>> Begin DATA RECORDS
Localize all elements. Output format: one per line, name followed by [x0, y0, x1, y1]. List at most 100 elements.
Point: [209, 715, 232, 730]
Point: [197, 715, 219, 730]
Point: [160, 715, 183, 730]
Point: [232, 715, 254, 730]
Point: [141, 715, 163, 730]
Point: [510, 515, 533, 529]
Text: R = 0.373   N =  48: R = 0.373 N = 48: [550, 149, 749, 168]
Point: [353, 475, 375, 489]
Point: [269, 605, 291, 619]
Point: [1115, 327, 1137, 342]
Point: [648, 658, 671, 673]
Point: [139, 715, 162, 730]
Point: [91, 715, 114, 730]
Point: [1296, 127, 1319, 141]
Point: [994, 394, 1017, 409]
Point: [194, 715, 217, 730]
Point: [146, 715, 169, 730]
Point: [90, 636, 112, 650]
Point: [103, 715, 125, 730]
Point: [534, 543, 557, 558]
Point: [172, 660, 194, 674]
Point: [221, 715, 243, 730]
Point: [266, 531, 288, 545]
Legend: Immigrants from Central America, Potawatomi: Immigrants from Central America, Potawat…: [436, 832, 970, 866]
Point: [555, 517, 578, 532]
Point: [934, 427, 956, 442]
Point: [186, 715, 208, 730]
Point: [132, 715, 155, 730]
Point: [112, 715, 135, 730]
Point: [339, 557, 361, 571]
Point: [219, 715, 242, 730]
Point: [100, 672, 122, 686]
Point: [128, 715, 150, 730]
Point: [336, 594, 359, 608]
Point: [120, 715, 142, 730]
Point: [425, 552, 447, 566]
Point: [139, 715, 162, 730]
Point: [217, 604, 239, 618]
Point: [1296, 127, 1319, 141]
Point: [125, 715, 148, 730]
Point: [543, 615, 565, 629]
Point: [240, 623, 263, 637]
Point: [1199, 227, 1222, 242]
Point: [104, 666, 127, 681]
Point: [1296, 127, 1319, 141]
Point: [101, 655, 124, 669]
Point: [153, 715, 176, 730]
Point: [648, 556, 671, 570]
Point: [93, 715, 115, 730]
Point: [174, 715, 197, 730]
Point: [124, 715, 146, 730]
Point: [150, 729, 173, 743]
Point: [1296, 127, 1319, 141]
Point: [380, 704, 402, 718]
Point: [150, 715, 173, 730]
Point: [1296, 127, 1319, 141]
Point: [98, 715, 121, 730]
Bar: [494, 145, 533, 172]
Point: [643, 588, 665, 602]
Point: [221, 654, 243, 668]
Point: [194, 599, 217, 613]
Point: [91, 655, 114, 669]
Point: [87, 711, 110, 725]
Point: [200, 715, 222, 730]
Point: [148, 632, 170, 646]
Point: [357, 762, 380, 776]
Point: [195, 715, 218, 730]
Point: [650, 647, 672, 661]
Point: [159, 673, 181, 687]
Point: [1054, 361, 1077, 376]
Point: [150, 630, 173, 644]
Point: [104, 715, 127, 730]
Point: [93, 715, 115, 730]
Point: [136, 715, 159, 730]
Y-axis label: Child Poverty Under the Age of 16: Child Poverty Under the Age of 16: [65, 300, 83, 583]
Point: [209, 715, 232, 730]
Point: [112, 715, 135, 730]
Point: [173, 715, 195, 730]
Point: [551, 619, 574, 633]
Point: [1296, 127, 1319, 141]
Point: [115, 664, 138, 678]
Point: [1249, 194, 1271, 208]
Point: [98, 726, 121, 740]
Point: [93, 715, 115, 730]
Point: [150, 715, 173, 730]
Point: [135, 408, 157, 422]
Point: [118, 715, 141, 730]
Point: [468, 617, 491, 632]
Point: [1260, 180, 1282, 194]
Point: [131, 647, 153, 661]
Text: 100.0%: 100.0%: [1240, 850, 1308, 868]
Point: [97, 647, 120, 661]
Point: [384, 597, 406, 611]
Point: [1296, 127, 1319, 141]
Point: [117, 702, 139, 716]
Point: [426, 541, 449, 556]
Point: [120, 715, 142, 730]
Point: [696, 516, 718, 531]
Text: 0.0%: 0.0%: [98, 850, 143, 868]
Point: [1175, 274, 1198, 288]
>> End DATA RECORDS
>> Begin DATA RECORDS
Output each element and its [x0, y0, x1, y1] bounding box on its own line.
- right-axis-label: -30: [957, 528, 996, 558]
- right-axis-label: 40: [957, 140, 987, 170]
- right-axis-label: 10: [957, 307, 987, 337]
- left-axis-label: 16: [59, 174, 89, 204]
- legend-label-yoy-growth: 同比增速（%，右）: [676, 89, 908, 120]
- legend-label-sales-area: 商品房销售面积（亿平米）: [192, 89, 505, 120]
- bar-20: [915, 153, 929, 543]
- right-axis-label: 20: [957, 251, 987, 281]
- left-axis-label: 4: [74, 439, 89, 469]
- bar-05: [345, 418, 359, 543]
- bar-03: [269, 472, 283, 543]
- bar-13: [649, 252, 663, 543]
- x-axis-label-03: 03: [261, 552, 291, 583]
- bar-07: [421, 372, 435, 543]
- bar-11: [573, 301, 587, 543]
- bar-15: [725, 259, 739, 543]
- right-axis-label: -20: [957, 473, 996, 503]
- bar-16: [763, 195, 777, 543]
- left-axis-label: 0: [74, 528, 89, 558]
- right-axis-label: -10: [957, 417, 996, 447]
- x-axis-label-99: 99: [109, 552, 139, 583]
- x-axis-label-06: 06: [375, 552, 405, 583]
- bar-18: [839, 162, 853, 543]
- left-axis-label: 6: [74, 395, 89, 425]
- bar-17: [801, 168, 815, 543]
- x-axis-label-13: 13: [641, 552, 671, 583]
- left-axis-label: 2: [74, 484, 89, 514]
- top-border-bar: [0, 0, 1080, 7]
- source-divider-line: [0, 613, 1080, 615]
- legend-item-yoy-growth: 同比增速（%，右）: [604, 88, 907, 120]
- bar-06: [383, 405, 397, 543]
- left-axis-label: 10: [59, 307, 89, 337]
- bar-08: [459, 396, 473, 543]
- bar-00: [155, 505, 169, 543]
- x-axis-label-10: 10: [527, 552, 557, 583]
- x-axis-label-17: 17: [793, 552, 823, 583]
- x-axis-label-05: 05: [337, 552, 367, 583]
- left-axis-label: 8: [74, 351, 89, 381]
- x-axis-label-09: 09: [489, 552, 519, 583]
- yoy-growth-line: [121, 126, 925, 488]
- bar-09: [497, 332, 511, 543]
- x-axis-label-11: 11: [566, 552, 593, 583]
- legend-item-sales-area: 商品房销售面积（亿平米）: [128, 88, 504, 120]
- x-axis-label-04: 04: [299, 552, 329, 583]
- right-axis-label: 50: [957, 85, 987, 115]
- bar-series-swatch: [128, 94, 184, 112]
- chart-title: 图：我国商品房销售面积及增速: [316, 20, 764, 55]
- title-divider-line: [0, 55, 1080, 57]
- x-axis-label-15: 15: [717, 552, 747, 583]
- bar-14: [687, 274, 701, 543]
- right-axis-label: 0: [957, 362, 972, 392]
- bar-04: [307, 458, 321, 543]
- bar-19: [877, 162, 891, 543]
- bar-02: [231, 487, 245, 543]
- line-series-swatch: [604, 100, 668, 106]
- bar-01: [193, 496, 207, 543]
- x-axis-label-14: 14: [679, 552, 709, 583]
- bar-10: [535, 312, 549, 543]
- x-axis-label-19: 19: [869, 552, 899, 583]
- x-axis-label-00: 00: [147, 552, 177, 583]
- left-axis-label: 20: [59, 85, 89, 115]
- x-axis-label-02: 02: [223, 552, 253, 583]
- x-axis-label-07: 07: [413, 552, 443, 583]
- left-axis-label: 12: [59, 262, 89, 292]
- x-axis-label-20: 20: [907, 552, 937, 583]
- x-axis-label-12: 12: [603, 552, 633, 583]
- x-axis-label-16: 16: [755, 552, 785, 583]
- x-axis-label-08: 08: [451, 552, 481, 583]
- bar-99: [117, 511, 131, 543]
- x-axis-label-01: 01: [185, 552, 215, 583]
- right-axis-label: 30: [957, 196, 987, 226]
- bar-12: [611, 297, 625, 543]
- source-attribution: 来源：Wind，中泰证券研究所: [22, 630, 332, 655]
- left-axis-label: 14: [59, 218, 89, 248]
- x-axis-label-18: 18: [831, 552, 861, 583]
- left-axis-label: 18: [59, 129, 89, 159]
>> End DATA RECORDS
>> Begin DATA RECORDS
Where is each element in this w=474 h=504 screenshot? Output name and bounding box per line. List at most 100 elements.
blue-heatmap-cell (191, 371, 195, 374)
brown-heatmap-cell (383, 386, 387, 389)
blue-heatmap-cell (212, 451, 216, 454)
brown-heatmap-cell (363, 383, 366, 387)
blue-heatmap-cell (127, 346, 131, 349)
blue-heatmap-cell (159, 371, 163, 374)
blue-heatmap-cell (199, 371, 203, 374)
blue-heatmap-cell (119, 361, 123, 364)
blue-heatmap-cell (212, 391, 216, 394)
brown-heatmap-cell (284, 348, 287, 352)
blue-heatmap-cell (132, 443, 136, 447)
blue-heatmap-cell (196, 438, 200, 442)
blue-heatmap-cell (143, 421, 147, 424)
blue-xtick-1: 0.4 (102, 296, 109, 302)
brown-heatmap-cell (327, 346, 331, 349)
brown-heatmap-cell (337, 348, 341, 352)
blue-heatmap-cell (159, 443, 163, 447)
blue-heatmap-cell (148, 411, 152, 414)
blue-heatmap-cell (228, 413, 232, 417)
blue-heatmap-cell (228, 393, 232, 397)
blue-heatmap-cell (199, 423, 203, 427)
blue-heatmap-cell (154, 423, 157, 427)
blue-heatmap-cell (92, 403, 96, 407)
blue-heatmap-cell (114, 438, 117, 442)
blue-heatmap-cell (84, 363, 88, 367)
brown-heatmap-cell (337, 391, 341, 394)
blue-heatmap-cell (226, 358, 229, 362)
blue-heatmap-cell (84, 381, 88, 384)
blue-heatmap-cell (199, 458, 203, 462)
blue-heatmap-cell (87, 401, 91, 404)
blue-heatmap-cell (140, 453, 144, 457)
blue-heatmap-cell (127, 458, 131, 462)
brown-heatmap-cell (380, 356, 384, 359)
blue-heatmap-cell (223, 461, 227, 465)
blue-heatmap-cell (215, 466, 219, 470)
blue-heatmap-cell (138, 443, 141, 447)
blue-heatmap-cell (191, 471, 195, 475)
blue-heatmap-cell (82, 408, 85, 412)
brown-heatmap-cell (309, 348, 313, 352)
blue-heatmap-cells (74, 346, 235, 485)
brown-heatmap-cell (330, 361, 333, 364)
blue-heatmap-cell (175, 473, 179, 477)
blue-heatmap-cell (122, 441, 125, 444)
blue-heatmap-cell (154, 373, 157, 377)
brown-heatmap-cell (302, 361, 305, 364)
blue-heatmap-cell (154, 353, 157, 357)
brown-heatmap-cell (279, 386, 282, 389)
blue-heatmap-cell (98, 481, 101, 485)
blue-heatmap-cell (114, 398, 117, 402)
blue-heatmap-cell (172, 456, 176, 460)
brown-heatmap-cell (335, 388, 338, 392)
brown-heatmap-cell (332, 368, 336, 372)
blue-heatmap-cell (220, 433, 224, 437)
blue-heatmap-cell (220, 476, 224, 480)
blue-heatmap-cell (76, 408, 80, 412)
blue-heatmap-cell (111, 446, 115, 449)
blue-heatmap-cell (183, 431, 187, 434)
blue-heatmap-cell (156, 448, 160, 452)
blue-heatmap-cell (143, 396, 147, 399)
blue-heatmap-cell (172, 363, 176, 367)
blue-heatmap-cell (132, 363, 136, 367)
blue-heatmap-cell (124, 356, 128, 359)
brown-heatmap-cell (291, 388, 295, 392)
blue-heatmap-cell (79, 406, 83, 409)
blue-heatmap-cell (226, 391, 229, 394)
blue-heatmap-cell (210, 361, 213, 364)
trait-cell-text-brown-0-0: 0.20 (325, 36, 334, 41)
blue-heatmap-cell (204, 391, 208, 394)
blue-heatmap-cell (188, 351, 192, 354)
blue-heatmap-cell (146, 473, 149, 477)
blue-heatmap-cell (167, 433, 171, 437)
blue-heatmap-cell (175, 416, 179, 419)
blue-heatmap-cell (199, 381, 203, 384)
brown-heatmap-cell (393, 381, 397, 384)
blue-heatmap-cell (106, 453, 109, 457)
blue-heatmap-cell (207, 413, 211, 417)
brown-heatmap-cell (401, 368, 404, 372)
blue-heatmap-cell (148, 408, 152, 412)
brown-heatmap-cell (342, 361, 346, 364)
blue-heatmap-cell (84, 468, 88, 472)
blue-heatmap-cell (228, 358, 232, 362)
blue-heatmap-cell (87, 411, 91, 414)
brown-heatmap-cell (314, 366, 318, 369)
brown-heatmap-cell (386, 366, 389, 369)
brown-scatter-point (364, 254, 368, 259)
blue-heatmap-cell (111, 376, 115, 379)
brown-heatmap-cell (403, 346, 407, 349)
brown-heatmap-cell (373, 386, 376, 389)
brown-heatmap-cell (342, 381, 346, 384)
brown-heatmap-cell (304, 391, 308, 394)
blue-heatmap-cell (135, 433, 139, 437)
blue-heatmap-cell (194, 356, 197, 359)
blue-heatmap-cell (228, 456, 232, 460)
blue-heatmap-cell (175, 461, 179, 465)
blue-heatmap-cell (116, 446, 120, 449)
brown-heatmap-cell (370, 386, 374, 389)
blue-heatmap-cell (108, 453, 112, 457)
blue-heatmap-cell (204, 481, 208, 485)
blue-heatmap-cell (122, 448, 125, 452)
>> End DATA RECORDS
_WHAT IS REQUIRED_
Rewrite everything in the listing above from the line containing "Where is each" down to the line containing "blue-heatmap-cell (212, 451, 216, 454)" as a JSON list of strings, one string per line, with blank lines left out.

_WRITTEN RESPONSE_
[
  "Where is each element in this w=474 h=504 screenshot? Output name and bounding box per line. List at most 100 elements.",
  "blue-heatmap-cell (191, 371, 195, 374)",
  "brown-heatmap-cell (383, 386, 387, 389)",
  "blue-heatmap-cell (212, 451, 216, 454)"
]